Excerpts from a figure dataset
○ ○ ○

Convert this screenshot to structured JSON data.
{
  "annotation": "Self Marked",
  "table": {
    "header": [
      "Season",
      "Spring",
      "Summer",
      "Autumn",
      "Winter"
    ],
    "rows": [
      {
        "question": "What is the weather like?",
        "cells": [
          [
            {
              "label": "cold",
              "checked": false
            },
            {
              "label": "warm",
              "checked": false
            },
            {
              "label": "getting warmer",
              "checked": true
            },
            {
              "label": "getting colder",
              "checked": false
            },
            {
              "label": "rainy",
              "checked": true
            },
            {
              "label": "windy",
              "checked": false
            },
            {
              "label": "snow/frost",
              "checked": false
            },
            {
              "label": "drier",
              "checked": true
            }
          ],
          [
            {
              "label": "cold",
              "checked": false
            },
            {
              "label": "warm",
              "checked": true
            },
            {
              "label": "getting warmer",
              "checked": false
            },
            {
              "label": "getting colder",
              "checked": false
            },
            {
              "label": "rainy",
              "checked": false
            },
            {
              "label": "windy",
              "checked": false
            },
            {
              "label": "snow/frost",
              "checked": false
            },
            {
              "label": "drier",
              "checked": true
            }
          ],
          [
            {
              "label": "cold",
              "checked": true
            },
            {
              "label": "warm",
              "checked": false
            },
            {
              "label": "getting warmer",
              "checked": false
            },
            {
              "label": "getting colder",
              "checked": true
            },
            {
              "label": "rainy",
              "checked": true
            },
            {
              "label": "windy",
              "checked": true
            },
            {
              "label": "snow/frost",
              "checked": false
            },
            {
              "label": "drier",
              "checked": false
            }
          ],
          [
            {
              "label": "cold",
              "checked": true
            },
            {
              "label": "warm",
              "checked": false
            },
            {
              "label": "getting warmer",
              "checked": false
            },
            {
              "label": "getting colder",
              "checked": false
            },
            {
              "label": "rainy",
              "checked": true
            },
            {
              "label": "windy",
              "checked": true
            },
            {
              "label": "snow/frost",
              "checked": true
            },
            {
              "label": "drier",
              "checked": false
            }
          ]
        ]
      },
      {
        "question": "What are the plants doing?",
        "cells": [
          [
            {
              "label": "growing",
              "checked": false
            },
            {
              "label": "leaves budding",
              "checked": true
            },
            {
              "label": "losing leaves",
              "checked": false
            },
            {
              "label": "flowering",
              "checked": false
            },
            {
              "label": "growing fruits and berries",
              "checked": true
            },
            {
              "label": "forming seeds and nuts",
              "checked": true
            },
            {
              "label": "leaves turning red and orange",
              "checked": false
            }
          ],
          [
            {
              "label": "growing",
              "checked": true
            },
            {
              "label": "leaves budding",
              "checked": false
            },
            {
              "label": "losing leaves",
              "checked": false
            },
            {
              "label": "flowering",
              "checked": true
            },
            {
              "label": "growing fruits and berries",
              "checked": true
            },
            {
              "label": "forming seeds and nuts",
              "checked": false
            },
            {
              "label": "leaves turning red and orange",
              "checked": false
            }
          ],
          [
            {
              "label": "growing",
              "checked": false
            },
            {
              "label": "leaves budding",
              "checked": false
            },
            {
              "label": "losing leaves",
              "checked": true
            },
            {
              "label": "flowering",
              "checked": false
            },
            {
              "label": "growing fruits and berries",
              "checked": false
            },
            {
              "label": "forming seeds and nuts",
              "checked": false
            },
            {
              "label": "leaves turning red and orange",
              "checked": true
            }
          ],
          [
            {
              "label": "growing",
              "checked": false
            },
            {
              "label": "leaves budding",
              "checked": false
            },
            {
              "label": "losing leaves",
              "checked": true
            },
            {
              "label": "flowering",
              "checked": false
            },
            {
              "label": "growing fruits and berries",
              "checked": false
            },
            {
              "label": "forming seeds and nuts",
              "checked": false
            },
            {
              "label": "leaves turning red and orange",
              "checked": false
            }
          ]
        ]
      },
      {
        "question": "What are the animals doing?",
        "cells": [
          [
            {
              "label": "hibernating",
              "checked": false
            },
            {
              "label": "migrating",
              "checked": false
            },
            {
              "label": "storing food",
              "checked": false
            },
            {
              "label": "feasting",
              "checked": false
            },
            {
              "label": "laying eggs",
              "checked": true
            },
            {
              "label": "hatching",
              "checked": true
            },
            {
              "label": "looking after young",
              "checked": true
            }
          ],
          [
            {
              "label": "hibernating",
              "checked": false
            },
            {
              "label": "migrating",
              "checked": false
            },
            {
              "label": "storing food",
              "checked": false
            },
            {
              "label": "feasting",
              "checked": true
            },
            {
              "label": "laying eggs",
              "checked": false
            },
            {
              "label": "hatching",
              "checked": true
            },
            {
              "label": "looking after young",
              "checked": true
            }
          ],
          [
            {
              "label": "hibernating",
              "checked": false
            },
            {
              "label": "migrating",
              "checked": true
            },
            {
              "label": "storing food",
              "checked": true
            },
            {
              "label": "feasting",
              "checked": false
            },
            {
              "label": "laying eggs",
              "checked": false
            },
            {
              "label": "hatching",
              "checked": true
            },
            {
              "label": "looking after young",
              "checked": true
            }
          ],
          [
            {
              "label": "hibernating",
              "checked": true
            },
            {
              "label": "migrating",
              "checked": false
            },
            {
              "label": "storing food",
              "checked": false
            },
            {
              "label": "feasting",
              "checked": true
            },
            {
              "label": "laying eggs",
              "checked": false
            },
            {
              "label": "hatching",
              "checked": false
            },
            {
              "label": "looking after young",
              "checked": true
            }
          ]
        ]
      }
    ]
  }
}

○ ○ ○

* What is being asked: Every entry should be printed again exactly as written.

* Final result:
Convert this screenshot to structured JSON data.
{
  "annotation": "Self Marked",
  "table": {
    "header": [
      "Season",
      "Spring",
      "Summer",
      "Autumn",
      "Winter"
    ],
    "rows": [
      {
        "question": "What is the weather like?",
        "cells": [
          [
            {
              "label": "cold",
              "checked": false
            },
            {
              "label": "warm",
              "checked": false
            },
            {
              "label": "getting warmer",
              "checked": true
            },
            {
              "label": "getting colder",
              "checked": false
            },
            {
              "label": "rainy",
              "checked": true
            },
            {
              "label": "windy",
              "checked": false
            },
            {
              "label": "snow/frost",
              "checked": false
            },
            {
              "label": "drier",
              "checked": true
            }
          ],
          [
            {
              "label": "cold",
              "checked": false
            },
            {
              "label": "warm",
              "checked": true
            },
            {
              "label": "getting warmer",
              "checked": false
            },
            {
              "label": "getting colder",
              "checked": false
            },
            {
              "label": "rainy",
              "checked": false
            },
            {
              "label": "windy",
              "checked": false
            },
            {
              "label": "snow/frost",
              "checked": false
            },
            {
              "label": "drier",
              "checked": true
            }
          ],
          [
            {
              "label": "cold",
              "checked": true
            },
            {
              "label": "warm",
              "checked": false
            },
            {
              "label": "getting warmer",
              "checked": false
            },
            {
              "label": "getting colder",
              "checked": true
            },
            {
              "label": "rainy",
              "checked": true
            },
            {
              "label": "windy",
              "checked": true
            },
            {
              "label": "snow/frost",
              "checked": false
            },
            {
              "label": "drier",
              "checked": false
            }
          ],
          [
            {
              "label": "cold",
              "checked": true
            },
            {
              "label": "warm",
              "checked": false
            },
            {
              "label": "getting warmer",
              "checked": false
            },
            {
              "label": "getting colder",
              "checked": false
            },
            {
              "label": "rainy",
              "checked": true
            },
            {
              "label": "windy",
              "checked": true
            },
            {
              "label": "snow/frost",
              "checked": true
            },
            {
              "label": "drier",
              "checked": false
            }
          ]
        ]
      },
      {
        "question": "What are the plants doing?",
        "cells": [
          [
            {
              "label": "growing",
              "checked": false
            },
            {
              "label": "leaves budding",
              "checked": true
            },
            {
              "label": "losing leaves",
              "checked": false
            },
            {
              "label": "flowering",
              "checked": false
            },
            {
              "label": "growing fruits and berries",
              "checked": true
            },
            {
              "label": "forming seeds and nuts",
              "checked": true
            },
            {
              "label": "leaves turning red and orange",
              "checked": false
            }
          ],
          [
            {
              "label": "growing",
              "checked": true
            },
            {
              "label": "leaves budding",
              "checked": false
            },
            {
              "label": "losing leaves",
              "checked": false
            },
            {
              "label": "flowering",
              "checked": true
            },
            {
              "label": "growing fruits and berries",
              "checked": true
            },
            {
              "label": "forming seeds and nuts",
              "checked": false
            },
            {
              "label": "leaves turning red and orange",
              "checked": false
            }
          ],
          [
            {
              "label": "growing",
              "checked": false
            },
            {
              "label": "leaves budding",
              "checked": false
            },
            {
              "label": "losing leaves",
              "checked": true
            },
            {
              "label": "flowering",
              "checked": false
            },
            {
              "label": "growing fruits and berries",
              "checked": false
            },
            {
              "label": "forming seeds and nuts",
              "checked": false
            },
            {
              "label": "leaves turning red and orange",
              "checked": true
            }
          ],
          [
            {
              "label": "growing",
              "checked": false
            },
            {
              "label": "leaves budding",
              "checked": false
            },
            {
              "label": "losing leaves",
              "checked": true
            },
            {
              "label": "flowering",
              "checked": false
            },
            {
              "label": "growing fruits and berries",
              "checked": false
            },
            {
              "label": "forming seeds and nuts",
              "checked": false
            },
            {
              "label": "leaves turning red and orange",
              "checked": false
            }
          ]
        ]
      },
      {
        "question": "What are the animals doing?",
        "cells": [
          [
            {
              "label": "hibernating",
              "checked": false
            },
            {
              "label": "migrating",
              "checked": false
            },
            {
              "label": "storing food",
              "checked": false
            },
            {
              "label": "feasting",
              "checked": false
            },
            {
              "label": "laying eggs",
              "checked": true
            },
            {
              "label": "hatching",
              "checked": true
            },
            {
              "label": "looking after young",
              "checked": true
            }
          ],
          [
            {
              "label": "hibernating",
              "checked": false
            },
            {
              "label": "migrating",
              "checked": false
            },
            {
              "label": "storing food",
              "checked": false
            },
            {
              "label": "feasting",
              "checked": true
            },
            {
              "label": "laying eggs",
              "checked": false
            },
            {
              "label": "hatching",
              "checked": true
            },
            {
              "label": "looking after young",
              "checked": true
            }
          ],
          [
            {
              "label": "hibernating",
              "checked": false
            },
            {
              "label": "migrating",
              "checked": true
            },
            {
              "label": "storing food",
              "checked": true
            },
            {
              "label": "feasting",
              "checked": false
            },
            {
              "label": "laying eggs",
              "checked": false
            },
            {
              "label": "hatching",
              "checked": true
            },
            {
              "label": "looking after young",
              "checked": true
            }
          ],
          [
            {
              "label": "hibernating",
              "checked": true
            },
            {
              "label": "migrating",
              "checked": false
            },
            {
              "label": "storing food",
              "checked": false
            },
            {
              "label": "feasting",
              "checked": true
            },
            {
              "label": "laying eggs",
              "checked": false
            },
            {
              "label": "hatching",
              "checked": false
            },
            {
              "label": "looking after young",
              "checked": true
            }
          ]
        ]
      }
    ]
  }
}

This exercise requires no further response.